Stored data

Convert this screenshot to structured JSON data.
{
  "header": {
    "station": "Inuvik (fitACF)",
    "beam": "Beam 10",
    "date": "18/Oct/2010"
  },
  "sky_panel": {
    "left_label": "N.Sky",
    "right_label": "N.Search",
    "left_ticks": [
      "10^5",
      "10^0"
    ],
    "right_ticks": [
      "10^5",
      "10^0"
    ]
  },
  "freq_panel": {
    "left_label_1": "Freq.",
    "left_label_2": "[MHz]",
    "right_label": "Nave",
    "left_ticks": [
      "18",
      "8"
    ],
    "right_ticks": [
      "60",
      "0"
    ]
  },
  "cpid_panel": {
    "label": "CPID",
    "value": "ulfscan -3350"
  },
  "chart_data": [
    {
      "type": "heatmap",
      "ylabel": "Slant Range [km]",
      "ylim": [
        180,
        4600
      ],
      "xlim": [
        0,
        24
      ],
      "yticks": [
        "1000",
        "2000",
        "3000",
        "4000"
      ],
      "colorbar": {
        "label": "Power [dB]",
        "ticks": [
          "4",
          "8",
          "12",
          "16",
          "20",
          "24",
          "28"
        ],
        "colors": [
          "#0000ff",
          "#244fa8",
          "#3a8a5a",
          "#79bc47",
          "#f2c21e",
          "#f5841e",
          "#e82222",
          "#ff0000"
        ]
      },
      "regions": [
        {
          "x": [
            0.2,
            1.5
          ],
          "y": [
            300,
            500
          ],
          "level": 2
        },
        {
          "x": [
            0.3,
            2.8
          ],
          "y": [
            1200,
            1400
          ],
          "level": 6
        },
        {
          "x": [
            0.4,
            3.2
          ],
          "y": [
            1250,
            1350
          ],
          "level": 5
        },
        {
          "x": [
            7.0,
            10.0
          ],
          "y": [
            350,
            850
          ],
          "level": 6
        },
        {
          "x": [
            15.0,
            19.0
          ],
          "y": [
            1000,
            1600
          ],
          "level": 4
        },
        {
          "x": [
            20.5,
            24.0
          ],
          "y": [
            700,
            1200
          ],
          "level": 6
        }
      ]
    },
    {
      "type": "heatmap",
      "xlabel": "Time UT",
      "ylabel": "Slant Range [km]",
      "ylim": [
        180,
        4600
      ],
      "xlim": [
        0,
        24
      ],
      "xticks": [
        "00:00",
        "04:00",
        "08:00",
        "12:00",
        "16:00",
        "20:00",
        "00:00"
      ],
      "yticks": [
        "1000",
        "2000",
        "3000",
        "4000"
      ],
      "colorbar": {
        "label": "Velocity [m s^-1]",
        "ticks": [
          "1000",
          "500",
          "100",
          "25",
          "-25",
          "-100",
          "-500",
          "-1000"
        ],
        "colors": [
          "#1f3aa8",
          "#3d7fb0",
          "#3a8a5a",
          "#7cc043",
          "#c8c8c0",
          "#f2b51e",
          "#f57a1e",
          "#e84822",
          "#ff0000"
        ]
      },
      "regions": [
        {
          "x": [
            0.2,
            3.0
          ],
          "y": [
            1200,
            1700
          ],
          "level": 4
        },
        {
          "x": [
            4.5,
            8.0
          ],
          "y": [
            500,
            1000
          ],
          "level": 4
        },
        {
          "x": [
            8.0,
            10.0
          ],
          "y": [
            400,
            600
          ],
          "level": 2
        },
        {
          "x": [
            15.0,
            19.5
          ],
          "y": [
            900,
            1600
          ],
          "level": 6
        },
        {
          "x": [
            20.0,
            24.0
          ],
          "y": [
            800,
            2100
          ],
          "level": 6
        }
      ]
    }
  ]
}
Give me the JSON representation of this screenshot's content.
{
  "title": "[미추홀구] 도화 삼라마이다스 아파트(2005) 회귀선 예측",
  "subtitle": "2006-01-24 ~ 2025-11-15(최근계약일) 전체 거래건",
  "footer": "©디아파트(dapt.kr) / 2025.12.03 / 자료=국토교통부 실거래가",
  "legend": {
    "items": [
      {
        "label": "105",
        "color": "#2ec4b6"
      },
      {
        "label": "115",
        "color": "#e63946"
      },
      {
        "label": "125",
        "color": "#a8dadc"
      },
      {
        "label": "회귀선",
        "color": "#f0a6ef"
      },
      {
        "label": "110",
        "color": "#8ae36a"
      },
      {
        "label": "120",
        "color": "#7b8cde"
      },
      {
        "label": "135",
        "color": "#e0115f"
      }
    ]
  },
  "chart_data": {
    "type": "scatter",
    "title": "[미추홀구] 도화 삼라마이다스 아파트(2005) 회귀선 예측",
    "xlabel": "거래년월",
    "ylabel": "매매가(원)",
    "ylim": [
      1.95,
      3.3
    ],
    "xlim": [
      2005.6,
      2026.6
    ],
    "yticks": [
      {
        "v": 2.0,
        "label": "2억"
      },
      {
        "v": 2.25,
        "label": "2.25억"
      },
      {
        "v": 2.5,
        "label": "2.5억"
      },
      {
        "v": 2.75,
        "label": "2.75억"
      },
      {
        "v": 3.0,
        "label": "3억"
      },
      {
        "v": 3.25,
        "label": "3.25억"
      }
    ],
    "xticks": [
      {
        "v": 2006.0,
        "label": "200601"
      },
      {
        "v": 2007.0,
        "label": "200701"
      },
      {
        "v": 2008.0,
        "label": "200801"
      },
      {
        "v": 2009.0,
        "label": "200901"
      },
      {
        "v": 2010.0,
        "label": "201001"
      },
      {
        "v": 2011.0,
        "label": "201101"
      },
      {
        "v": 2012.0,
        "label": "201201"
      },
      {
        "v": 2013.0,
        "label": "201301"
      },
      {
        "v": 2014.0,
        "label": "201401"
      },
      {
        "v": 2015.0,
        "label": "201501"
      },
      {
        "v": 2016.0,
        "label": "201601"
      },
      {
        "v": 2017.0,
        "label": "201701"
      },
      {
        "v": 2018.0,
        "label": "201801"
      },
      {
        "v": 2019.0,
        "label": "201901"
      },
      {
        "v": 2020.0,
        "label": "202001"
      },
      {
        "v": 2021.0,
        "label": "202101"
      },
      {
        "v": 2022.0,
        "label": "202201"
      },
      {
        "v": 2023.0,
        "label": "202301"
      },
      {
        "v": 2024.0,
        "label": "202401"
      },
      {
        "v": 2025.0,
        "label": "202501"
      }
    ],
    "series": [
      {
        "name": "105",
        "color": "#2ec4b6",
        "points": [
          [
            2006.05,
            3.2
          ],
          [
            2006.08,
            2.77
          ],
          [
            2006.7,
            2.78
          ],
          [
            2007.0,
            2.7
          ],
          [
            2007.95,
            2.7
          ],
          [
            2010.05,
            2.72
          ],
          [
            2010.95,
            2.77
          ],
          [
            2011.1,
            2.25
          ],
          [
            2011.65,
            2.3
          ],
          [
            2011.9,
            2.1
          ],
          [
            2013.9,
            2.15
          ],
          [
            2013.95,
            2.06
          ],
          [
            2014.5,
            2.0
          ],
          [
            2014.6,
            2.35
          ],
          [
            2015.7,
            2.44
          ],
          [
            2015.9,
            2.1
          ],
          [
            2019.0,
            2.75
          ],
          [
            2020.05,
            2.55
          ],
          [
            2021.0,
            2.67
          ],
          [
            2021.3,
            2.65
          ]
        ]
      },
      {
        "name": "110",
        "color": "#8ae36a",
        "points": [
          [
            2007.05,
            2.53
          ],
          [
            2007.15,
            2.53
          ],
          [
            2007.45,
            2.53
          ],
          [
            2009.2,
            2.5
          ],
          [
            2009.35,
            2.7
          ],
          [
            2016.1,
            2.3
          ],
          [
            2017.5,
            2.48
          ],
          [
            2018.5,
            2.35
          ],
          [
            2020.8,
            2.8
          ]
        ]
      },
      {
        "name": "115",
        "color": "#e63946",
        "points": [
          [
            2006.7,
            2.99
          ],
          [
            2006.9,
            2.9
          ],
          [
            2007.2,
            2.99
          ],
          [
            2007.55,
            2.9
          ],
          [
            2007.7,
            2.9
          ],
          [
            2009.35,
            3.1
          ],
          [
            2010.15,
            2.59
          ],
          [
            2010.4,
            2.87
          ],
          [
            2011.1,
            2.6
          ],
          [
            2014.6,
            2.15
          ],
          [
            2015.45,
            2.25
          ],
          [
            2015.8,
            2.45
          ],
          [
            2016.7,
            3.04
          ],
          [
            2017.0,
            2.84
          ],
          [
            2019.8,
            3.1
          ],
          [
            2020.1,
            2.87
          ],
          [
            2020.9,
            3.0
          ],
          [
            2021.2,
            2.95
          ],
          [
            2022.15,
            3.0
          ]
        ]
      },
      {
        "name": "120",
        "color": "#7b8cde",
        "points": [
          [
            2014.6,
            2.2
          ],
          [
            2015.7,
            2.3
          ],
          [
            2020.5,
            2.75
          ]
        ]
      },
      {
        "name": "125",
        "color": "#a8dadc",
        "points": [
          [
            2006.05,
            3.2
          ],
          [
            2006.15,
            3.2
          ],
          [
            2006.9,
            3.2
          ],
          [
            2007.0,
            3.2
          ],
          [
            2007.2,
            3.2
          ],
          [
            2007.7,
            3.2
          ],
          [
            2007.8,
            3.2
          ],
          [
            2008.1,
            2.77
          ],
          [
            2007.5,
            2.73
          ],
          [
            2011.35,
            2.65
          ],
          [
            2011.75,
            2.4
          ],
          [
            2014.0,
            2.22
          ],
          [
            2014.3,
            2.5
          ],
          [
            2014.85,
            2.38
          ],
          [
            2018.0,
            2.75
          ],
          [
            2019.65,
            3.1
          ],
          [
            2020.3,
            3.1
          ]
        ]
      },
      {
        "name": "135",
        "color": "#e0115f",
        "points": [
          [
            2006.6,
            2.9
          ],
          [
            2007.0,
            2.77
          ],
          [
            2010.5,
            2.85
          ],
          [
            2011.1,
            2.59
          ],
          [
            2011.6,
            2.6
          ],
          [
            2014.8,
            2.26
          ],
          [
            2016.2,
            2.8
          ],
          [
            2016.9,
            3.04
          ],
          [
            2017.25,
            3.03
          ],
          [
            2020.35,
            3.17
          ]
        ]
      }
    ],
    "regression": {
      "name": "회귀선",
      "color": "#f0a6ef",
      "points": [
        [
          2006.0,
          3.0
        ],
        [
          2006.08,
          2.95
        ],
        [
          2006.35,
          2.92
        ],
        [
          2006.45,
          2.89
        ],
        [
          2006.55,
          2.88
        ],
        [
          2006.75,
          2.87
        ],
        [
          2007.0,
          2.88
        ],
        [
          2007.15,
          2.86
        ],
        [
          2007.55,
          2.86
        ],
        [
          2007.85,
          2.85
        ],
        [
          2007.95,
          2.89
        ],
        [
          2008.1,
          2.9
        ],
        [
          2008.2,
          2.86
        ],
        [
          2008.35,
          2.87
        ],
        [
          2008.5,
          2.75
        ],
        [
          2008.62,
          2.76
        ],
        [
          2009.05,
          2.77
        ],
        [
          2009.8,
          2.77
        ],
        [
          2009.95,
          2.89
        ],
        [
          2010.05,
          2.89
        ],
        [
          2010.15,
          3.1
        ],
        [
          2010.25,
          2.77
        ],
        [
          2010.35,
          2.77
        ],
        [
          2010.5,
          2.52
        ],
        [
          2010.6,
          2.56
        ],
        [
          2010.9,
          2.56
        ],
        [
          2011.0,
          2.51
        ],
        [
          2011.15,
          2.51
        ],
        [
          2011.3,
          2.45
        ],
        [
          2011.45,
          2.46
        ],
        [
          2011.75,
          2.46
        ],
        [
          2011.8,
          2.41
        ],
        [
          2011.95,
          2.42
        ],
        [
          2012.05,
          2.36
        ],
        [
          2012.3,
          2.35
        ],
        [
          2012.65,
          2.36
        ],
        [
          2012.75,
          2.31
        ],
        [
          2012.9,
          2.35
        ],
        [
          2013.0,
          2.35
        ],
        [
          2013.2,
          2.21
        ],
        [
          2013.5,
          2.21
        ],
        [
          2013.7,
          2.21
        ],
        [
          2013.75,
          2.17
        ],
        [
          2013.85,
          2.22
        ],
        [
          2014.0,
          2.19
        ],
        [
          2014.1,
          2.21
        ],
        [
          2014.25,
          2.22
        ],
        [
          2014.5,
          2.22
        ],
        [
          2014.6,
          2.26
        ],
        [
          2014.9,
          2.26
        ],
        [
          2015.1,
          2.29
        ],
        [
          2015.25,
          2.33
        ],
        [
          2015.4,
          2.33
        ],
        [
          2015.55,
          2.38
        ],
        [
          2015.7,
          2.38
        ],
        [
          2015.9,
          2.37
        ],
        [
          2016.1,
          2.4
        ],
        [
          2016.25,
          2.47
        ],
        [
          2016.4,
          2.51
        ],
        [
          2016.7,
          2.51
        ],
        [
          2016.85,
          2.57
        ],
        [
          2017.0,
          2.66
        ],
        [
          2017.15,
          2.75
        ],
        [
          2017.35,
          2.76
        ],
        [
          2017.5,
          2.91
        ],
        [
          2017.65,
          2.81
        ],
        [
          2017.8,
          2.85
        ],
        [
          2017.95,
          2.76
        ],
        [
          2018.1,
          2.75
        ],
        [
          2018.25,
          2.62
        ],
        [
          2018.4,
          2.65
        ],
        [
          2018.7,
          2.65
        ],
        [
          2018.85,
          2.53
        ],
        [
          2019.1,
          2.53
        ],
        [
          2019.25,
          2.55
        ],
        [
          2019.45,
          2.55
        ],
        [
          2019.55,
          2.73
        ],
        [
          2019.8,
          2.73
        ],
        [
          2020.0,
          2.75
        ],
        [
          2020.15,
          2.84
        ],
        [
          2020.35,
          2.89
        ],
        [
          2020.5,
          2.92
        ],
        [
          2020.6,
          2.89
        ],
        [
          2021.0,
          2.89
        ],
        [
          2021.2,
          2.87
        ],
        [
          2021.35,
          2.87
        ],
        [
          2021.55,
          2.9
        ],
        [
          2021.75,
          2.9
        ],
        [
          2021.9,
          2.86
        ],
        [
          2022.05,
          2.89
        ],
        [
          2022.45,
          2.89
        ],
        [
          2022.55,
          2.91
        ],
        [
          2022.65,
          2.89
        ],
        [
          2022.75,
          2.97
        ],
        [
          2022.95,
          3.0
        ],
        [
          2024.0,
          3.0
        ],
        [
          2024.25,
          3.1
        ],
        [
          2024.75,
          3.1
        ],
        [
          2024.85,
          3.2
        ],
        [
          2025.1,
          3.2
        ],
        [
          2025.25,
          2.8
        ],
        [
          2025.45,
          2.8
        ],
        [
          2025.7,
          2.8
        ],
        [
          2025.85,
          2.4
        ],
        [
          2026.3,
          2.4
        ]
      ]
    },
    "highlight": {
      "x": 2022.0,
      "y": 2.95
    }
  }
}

**Exercise**
Gather from the records above every line containing the string "name".

**Expected answer**
        "name": "105",
        "name": "110",
        "name": "115",
        "name": "120",
        "name": "125",
        "name": "135",
      "name": "회귀선",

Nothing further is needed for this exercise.